##### Data for the task #####

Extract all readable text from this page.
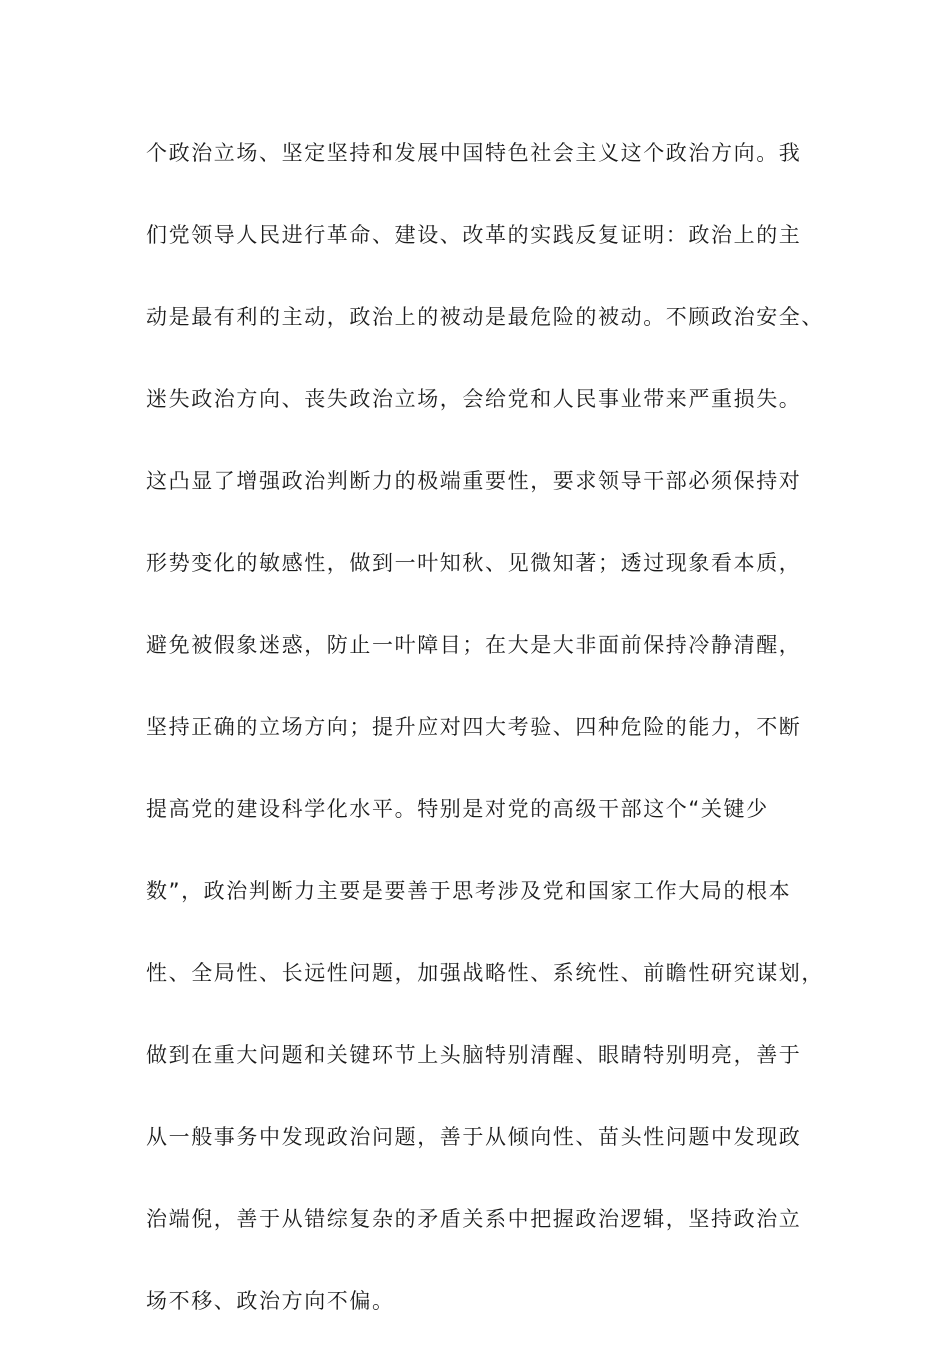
个政治立场、坚定坚持和发展中国特色社会主义这个政治方向。我
们党领导人民进行革命、建设、改革的实践反复证明：政治上的主
动是最有利的主动，政治上的被动是最危险的被动。不顾政治安全、
迷失政治方向、丧失政治立场，会给党和人民事业带来严重损失。
这凸显了增强政治判断力的极端重要性，要求领导干部必须保持对
形势变化的敏感性，做到一叶知秋、见微知著；透过现象看本质，
避免被假象迷惑，防止一叶障目；在大是大非面前保持冷静清醒，
坚持正确的立场方向；提升应对四大考验、四种危险的能力，不断
提高党的建设科学化水平。特别是对党的高级干部这个“关键少
数”，政治判断力主要是要善于思考涉及党和国家工作大局的根本
性、全局性、长远性问题，加强战略性、系统性、前瞻性研究谋划，
做到在重大问题和关键环节上头脑特别清醒、眼睛特别明亮，善于
从一般事务中发现政治问题，善于从倾向性、苗头性问题中发现政
治端倪，善于从错综复杂的矛盾关系中把握政治逻辑，坚持政治立
场不移、政治方向不偏。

#####

Direction: Exclude the pictures, and transcribe all of the material exactly.

Complete answer:
Extract all readable text from this page.
个政治立场、坚定坚持和发展中国特色社会主义这个政治方向。我
们党领导人民进行革命、建设、改革的实践反复证明：政治上的主
动是最有利的主动，政治上的被动是最危险的被动。不顾政治安全、
迷失政治方向、丧失政治立场，会给党和人民事业带来严重损失。
这凸显了增强政治判断力的极端重要性，要求领导干部必须保持对
形势变化的敏感性，做到一叶知秋、见微知著；透过现象看本质，
避免被假象迷惑，防止一叶障目；在大是大非面前保持冷静清醒，
坚持正确的立场方向；提升应对四大考验、四种危险的能力，不断
提高党的建设科学化水平。特别是对党的高级干部这个“关键少
数”，政治判断力主要是要善于思考涉及党和国家工作大局的根本
性、全局性、长远性问题，加强战略性、系统性、前瞻性研究谋划，
做到在重大问题和关键环节上头脑特别清醒、眼睛特别明亮，善于
从一般事务中发现政治问题，善于从倾向性、苗头性问题中发现政
治端倪，善于从错综复杂的矛盾关系中把握政治逻辑，坚持政治立
场不移、政治方向不偏。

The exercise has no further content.